▸ GOAL
Every line below is to be quoted exactly, with nothing added or dropped.

▸ RECORDS SHOWN
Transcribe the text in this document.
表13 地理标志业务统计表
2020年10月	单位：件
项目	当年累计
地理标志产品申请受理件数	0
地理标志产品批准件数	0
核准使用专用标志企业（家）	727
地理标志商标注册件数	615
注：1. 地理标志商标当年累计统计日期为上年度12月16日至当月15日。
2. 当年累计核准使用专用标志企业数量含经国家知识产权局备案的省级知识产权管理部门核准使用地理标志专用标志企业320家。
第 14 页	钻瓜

▸ IN RESPONSE
Transcribe the text in this document.
表13 地理标志业务统计表
2020年10月	单位：件
项目	当年累计
地理标志产品申请受理件数	0
地理标志产品批准件数	0
核准使用专用标志企业（家）	727
地理标志商标注册件数	615
注：1. 地理标志商标当年累计统计日期为上年度12月16日至当月15日。
2. 当年累计核准使用专用标志企业数量含经国家知识产权局备案的省级知识产权管理部门核准使用地理标志专用标志企业320家。
第 14 页	钻瓜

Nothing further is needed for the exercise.